### WHAT THE TASK ASKS
Pick out each line containing the string "their".

### Dataset entries
>> BEGIN

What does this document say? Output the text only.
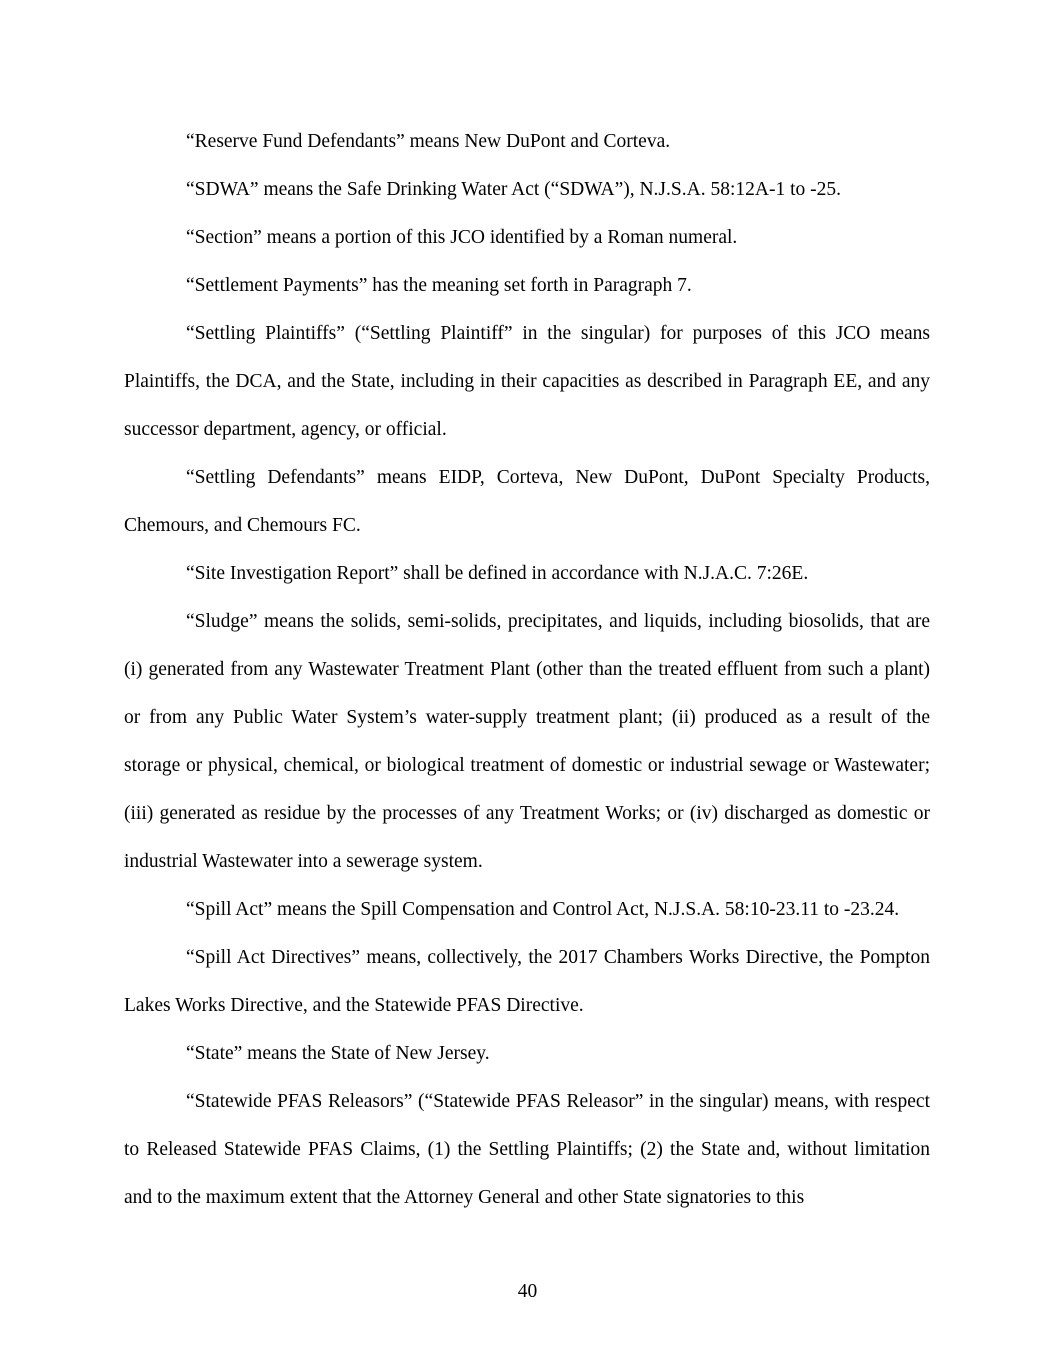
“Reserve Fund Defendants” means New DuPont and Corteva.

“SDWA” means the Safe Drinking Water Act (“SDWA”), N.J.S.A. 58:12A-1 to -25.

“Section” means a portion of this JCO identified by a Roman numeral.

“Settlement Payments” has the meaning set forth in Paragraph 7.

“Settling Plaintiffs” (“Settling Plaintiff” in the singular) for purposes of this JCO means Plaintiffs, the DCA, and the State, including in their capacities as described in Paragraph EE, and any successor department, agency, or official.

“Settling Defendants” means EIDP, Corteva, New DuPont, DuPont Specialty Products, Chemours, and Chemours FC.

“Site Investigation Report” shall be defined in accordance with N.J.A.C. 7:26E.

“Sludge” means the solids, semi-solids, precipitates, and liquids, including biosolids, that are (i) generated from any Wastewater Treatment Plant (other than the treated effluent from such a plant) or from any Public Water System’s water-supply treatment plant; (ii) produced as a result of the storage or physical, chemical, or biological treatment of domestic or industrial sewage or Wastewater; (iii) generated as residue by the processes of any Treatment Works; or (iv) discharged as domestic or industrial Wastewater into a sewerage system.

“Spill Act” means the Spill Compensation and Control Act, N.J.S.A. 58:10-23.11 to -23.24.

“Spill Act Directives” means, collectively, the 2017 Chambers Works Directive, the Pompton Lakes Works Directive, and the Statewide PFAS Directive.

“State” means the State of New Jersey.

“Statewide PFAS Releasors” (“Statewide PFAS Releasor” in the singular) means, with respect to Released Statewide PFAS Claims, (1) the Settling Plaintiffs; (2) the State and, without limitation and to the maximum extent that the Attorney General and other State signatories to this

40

>> END
>> BEGIN

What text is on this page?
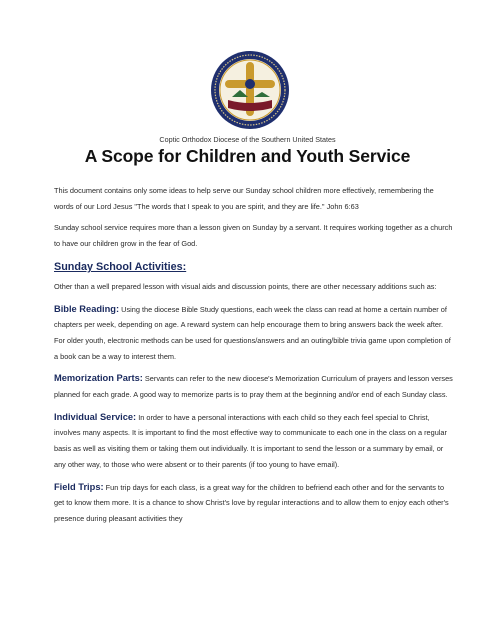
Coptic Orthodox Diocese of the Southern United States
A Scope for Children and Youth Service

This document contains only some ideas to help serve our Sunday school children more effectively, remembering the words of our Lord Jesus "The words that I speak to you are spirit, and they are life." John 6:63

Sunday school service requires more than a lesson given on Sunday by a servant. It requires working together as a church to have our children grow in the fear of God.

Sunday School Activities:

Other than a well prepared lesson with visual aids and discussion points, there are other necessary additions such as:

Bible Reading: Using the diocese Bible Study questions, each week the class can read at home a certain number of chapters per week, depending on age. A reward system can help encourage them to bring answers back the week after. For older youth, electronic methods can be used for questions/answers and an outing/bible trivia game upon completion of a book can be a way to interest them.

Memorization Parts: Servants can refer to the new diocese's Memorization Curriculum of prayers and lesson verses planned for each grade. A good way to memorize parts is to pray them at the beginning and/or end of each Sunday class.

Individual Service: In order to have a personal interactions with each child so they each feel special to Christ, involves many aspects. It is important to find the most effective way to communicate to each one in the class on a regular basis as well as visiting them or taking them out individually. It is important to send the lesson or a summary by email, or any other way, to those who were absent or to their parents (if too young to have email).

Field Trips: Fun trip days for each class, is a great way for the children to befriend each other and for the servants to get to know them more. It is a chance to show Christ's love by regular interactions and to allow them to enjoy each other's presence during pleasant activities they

>> END

### SOLUTION
“Settling Plaintiffs” (“Settling Plaintiff” in the singular) for purposes of this JCO means Plaintiffs, the DCA, and the State, including in their capacities as described in Paragraph EE, and any successor department, agency, or official.
Individual Service: In order to have a personal interactions with each child so they each feel special to Christ, involves many aspects. It is important to find the most effective way to communicate to each one in the class on a regular basis as well as visiting them or taking them out individually. It is important to send the lesson or a summary by email, or any other way, to those who were absent or to their parents (if too young to have email).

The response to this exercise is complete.